_TASK DESCRIPTION_
Reproduce each line of the data below word for word, and leave out the pictures.
────
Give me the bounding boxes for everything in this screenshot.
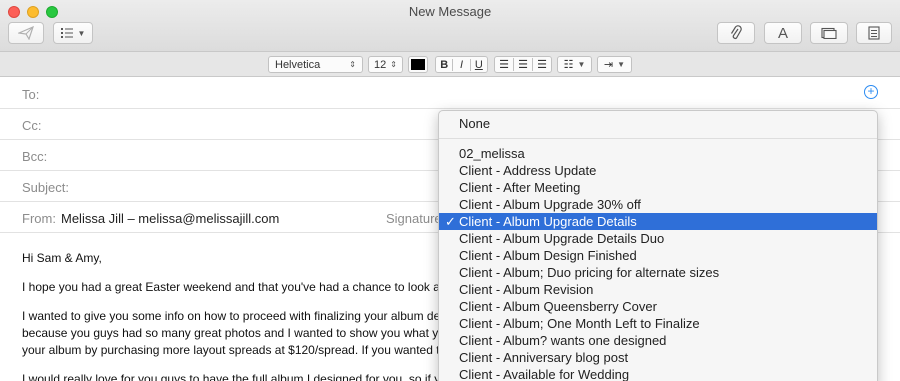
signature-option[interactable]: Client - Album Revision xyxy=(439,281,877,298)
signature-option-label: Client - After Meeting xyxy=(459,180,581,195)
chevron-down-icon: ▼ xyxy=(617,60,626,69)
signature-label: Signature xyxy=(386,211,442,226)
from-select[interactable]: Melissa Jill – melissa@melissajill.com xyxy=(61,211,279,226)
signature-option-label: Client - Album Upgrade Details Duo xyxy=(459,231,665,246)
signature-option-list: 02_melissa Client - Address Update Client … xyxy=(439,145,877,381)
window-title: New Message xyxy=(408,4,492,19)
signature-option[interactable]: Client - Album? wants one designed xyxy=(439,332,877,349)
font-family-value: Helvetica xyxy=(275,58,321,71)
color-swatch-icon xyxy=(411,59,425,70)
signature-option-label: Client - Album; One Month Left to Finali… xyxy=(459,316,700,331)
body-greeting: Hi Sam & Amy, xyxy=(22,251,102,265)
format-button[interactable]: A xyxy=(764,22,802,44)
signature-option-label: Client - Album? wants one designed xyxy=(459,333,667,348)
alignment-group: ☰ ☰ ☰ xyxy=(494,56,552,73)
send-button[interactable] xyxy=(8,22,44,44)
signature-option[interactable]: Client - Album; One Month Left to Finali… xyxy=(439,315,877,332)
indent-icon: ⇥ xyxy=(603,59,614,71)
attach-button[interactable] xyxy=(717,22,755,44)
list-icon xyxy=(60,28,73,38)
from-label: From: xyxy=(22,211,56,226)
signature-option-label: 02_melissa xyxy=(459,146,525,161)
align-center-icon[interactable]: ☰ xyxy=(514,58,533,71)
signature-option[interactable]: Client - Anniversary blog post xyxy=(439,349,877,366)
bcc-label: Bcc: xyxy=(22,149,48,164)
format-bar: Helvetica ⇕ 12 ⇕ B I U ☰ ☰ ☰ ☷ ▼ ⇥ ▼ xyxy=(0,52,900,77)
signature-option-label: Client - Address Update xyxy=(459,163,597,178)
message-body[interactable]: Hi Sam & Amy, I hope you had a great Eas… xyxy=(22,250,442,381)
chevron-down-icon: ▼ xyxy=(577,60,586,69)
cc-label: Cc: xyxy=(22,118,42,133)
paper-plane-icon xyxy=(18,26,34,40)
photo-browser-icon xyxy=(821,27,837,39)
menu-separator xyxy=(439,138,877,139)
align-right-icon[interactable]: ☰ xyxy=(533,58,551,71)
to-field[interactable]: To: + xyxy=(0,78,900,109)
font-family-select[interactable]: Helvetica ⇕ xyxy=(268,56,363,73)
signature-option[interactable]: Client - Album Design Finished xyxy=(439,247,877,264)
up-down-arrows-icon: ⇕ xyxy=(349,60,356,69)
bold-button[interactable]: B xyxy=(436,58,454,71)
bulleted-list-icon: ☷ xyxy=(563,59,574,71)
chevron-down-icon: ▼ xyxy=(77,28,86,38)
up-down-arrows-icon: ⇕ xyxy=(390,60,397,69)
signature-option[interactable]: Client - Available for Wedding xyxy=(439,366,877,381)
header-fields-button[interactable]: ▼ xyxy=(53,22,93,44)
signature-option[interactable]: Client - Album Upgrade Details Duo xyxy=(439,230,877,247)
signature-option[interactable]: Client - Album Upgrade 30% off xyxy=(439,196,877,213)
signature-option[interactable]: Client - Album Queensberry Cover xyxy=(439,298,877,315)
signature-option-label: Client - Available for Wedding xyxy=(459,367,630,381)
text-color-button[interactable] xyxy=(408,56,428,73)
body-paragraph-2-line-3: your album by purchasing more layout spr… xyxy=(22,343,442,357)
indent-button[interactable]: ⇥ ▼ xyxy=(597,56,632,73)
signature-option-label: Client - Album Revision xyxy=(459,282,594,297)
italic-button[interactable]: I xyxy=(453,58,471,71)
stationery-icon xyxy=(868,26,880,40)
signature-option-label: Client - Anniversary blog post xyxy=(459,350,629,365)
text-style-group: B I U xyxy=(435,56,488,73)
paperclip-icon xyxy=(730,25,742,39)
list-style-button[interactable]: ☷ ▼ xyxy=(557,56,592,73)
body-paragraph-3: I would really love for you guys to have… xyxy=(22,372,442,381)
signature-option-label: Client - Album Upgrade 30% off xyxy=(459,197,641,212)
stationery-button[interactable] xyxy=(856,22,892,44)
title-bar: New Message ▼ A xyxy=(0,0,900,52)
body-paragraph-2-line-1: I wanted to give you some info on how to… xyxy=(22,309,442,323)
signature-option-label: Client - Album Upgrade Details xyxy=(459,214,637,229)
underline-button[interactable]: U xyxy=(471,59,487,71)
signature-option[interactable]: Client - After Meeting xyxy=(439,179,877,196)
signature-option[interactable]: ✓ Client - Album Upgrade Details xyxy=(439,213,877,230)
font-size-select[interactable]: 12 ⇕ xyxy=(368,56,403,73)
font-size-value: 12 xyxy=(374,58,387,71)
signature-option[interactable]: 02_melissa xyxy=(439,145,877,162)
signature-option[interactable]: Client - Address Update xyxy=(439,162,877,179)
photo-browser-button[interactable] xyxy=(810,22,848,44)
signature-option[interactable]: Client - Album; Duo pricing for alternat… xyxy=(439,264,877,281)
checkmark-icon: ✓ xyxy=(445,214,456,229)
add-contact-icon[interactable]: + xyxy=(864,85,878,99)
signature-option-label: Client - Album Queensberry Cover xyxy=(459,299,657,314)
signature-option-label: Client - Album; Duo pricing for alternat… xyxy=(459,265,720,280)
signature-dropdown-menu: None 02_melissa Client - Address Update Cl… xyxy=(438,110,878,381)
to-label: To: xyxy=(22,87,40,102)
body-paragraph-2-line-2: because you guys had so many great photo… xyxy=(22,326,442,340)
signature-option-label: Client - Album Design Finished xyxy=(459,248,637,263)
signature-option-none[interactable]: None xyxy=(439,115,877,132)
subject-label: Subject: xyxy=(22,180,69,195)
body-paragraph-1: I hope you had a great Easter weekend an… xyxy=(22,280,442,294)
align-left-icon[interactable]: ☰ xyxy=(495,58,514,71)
────
_RESULT OF THE TASK_
Give me the bounding boxes for everything in this screenshot.
signature-option[interactable]: Client - Album Revision xyxy=(439,281,877,298)
signature-option-label: Client - After Meeting xyxy=(459,180,581,195)
chevron-down-icon: ▼ xyxy=(617,60,626,69)
signature-label: Signature xyxy=(386,211,442,226)
from-select[interactable]: Melissa Jill – melissa@melissajill.com xyxy=(61,211,279,226)
signature-option-label: Client - Album Upgrade Details Duo xyxy=(459,231,665,246)
signature-option-list: 02_melissa Client - Address Update Client … xyxy=(439,145,877,381)
window-title: New Message xyxy=(408,4,492,19)
signature-option[interactable]: Client - Album? wants one designed xyxy=(439,332,877,349)
font-family-value: Helvetica xyxy=(275,58,321,71)
color-swatch-icon xyxy=(411,59,425,70)
signature-option-label: Client - Album; One Month Left to Finali… xyxy=(459,316,700,331)
body-greeting: Hi Sam & Amy, xyxy=(22,251,102,265)
format-button[interactable]: A xyxy=(764,22,802,44)
signature-option-label: Client - Album? wants one designed xyxy=(459,333,667,348)
alignment-group: ☰ ☰ ☰ xyxy=(494,56,552,73)
send-button[interactable] xyxy=(8,22,44,44)
signature-option[interactable]: Client - Album; One Month Left to Finali… xyxy=(439,315,877,332)
indent-icon: ⇥ xyxy=(603,59,614,71)
attach-button[interactable] xyxy=(717,22,755,44)
list-icon xyxy=(60,28,73,38)
from-label: From: xyxy=(22,211,56,226)
signature-option-label: 02_melissa xyxy=(459,146,525,161)
align-center-icon[interactable]: ☰ xyxy=(514,58,533,71)
signature-option[interactable]: Client - Anniversary blog post xyxy=(439,349,877,366)
bcc-label: Bcc: xyxy=(22,149,48,164)
format-bar: Helvetica ⇕ 12 ⇕ B I U ☰ ☰ ☰ ☷ ▼ ⇥ ▼ xyxy=(0,52,900,77)
signature-option-label: Client - Address Update xyxy=(459,163,597,178)
message-body[interactable]: Hi Sam & Amy, I hope you had a great Eas… xyxy=(22,250,442,381)
chevron-down-icon: ▼ xyxy=(577,60,586,69)
cc-label: Cc: xyxy=(22,118,42,133)
paper-plane-icon xyxy=(18,26,34,40)
photo-browser-icon xyxy=(821,27,837,39)
menu-separator xyxy=(439,138,877,139)
align-right-icon[interactable]: ☰ xyxy=(533,58,551,71)
to-field[interactable]: To: + xyxy=(0,78,900,109)
font-family-select[interactable]: Helvetica ⇕ xyxy=(268,56,363,73)
signature-option[interactable]: Client - Album Design Finished xyxy=(439,247,877,264)
up-down-arrows-icon: ⇕ xyxy=(349,60,356,69)
bold-button[interactable]: B xyxy=(436,58,454,71)
bulleted-list-icon: ☷ xyxy=(563,59,574,71)
chevron-down-icon: ▼ xyxy=(77,28,86,38)
up-down-arrows-icon: ⇕ xyxy=(390,60,397,69)
signature-option[interactable]: Client - Available for Wedding xyxy=(439,366,877,381)
header-fields-button[interactable]: ▼ xyxy=(53,22,93,44)
signature-option[interactable]: Client - Album Upgrade Details Duo xyxy=(439,230,877,247)
signature-option[interactable]: Client - Album Upgrade 30% off xyxy=(439,196,877,213)
signature-option[interactable]: Client - Album Queensberry Cover xyxy=(439,298,877,315)
signature-option-label: Client - Available for Wedding xyxy=(459,367,630,381)
text-color-button[interactable] xyxy=(408,56,428,73)
body-paragraph-2-line-3: your album by purchasing more layout spr… xyxy=(22,343,442,357)
indent-button[interactable]: ⇥ ▼ xyxy=(597,56,632,73)
signature-option-label: Client - Album Revision xyxy=(459,282,594,297)
italic-button[interactable]: I xyxy=(453,58,471,71)
stationery-icon xyxy=(868,26,880,40)
signature-option-label: Client - Anniversary blog post xyxy=(459,350,629,365)
text-style-group: B I U xyxy=(435,56,488,73)
paperclip-icon xyxy=(730,25,742,39)
list-style-button[interactable]: ☷ ▼ xyxy=(557,56,592,73)
body-paragraph-3: I would really love for you guys to have… xyxy=(22,372,442,381)
signature-option-label: Client - Album Upgrade 30% off xyxy=(459,197,641,212)
stationery-button[interactable] xyxy=(856,22,892,44)
title-bar: New Message ▼ A xyxy=(0,0,900,52)
body-paragraph-2-line-1: I wanted to give you some info on how to… xyxy=(22,309,442,323)
signature-option-label: Client - Album Upgrade Details xyxy=(459,214,637,229)
underline-button[interactable]: U xyxy=(471,59,487,71)
signature-option[interactable]: Client - After Meeting xyxy=(439,179,877,196)
signature-option[interactable]: ✓ Client - Album Upgrade Details xyxy=(439,213,877,230)
font-size-select[interactable]: 12 ⇕ xyxy=(368,56,403,73)
font-size-value: 12 xyxy=(374,58,387,71)
signature-option[interactable]: 02_melissa xyxy=(439,145,877,162)
signature-option[interactable]: Client - Address Update xyxy=(439,162,877,179)
photo-browser-button[interactable] xyxy=(810,22,848,44)
signature-option[interactable]: Client - Album; Duo pricing for alternat… xyxy=(439,264,877,281)
checkmark-icon: ✓ xyxy=(445,214,456,229)
add-contact-icon[interactable]: + xyxy=(864,85,878,99)
signature-option-label: Client - Album Queensberry Cover xyxy=(459,299,657,314)
signature-option-label: Client - Album; Duo pricing for alternat… xyxy=(459,265,720,280)
signature-dropdown-menu: None 02_melissa Client - Address Update Cl… xyxy=(438,110,878,381)
to-label: To: xyxy=(22,87,40,102)
body-paragraph-2-line-2: because you guys had so many great photo… xyxy=(22,326,442,340)
signature-option-label: Client - Album Design Finished xyxy=(459,248,637,263)
signature-option-none[interactable]: None xyxy=(439,115,877,132)
subject-label: Subject: xyxy=(22,180,69,195)
body-paragraph-1: I hope you had a great Easter weekend an… xyxy=(22,280,442,294)
align-left-icon[interactable]: ☰ xyxy=(495,58,514,71)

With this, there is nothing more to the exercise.